Stated exercise: Below are some entries. Output each one exactly as it appears.

** start Records supplied **

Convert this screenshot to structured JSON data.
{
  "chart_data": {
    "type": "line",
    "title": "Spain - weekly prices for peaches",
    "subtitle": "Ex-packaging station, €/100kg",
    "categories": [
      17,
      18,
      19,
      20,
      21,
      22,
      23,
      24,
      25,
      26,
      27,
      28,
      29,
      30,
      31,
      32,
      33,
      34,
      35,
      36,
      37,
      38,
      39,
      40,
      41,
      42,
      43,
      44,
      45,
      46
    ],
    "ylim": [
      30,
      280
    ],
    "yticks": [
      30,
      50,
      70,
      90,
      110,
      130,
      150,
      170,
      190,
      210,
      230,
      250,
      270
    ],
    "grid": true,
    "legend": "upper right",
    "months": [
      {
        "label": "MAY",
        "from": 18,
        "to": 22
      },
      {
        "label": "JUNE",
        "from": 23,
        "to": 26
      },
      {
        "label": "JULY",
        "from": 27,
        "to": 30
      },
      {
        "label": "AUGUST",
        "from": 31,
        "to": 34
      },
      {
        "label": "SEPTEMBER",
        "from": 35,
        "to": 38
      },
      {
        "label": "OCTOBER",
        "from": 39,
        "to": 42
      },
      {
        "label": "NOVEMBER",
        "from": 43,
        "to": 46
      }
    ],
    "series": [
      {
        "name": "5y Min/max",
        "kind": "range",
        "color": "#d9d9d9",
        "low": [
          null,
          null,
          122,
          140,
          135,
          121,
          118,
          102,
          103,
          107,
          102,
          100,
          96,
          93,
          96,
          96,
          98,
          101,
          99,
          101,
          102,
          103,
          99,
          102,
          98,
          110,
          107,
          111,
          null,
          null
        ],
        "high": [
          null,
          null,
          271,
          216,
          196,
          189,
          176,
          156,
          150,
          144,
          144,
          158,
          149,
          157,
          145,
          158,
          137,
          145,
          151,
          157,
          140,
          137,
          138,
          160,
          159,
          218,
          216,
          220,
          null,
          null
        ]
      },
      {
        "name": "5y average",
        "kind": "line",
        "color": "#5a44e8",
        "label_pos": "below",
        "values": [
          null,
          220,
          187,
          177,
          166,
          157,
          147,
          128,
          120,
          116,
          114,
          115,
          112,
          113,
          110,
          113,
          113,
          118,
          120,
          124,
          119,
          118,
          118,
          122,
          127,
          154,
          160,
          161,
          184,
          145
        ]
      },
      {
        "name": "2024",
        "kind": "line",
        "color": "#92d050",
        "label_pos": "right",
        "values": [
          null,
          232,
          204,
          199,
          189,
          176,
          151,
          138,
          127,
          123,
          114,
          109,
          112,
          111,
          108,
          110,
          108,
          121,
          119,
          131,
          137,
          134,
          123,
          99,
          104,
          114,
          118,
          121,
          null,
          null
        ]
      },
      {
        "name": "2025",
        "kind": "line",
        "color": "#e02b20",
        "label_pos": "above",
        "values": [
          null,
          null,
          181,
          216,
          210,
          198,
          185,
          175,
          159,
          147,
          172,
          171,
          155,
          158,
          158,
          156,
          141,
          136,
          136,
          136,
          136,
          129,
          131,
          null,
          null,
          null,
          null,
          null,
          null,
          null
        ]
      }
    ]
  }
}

** end Records supplied **

Task output:
Convert this screenshot to structured JSON data.
{
  "chart_data": {
    "type": "line",
    "title": "Spain - weekly prices for peaches",
    "subtitle": "Ex-packaging station, €/100kg",
    "categories": [
      17,
      18,
      19,
      20,
      21,
      22,
      23,
      24,
      25,
      26,
      27,
      28,
      29,
      30,
      31,
      32,
      33,
      34,
      35,
      36,
      37,
      38,
      39,
      40,
      41,
      42,
      43,
      44,
      45,
      46
    ],
    "ylim": [
      30,
      280
    ],
    "yticks": [
      30,
      50,
      70,
      90,
      110,
      130,
      150,
      170,
      190,
      210,
      230,
      250,
      270
    ],
    "grid": true,
    "legend": "upper right",
    "months": [
      {
        "label": "MAY",
        "from": 18,
        "to": 22
      },
      {
        "label": "JUNE",
        "from": 23,
        "to": 26
      },
      {
        "label": "JULY",
        "from": 27,
        "to": 30
      },
      {
        "label": "AUGUST",
        "from": 31,
        "to": 34
      },
      {
        "label": "SEPTEMBER",
        "from": 35,
        "to": 38
      },
      {
        "label": "OCTOBER",
        "from": 39,
        "to": 42
      },
      {
        "label": "NOVEMBER",
        "from": 43,
        "to": 46
      }
    ],
    "series": [
      {
        "name": "5y Min/max",
        "kind": "range",
        "color": "#d9d9d9",
        "low": [
          null,
          null,
          122,
          140,
          135,
          121,
          118,
          102,
          103,
          107,
          102,
          100,
          96,
          93,
          96,
          96,
          98,
          101,
          99,
          101,
          102,
          103,
          99,
          102,
          98,
          110,
          107,
          111,
          null,
          null
        ],
        "high": [
          null,
          null,
          271,
          216,
          196,
          189,
          176,
          156,
          150,
          144,
          144,
          158,
          149,
          157,
          145,
          158,
          137,
          145,
          151,
          157,
          140,
          137,
          138,
          160,
          159,
          218,
          216,
          220,
          null,
          null
        ]
      },
      {
        "name": "5y average",
        "kind": "line",
        "color": "#5a44e8",
        "label_pos": "below",
        "values": [
          null,
          220,
          187,
          177,
          166,
          157,
          147,
          128,
          120,
          116,
          114,
          115,
          112,
          113,
          110,
          113,
          113,
          118,
          120,
          124,
          119,
          118,
          118,
          122,
          127,
          154,
          160,
          161,
          184,
          145
        ]
      },
      {
        "name": "2024",
        "kind": "line",
        "color": "#92d050",
        "label_pos": "right",
        "values": [
          null,
          232,
          204,
          199,
          189,
          176,
          151,
          138,
          127,
          123,
          114,
          109,
          112,
          111,
          108,
          110,
          108,
          121,
          119,
          131,
          137,
          134,
          123,
          99,
          104,
          114,
          118,
          121,
          null,
          null
        ]
      },
      {
        "name": "2025",
        "kind": "line",
        "color": "#e02b20",
        "label_pos": "above",
        "values": [
          null,
          null,
          181,
          216,
          210,
          198,
          185,
          175,
          159,
          147,
          172,
          171,
          155,
          158,
          158,
          156,
          141,
          136,
          136,
          136,
          136,
          129,
          131,
          null,
          null,
          null,
          null,
          null,
          null,
          null
        ]
      }
    ]
  }
}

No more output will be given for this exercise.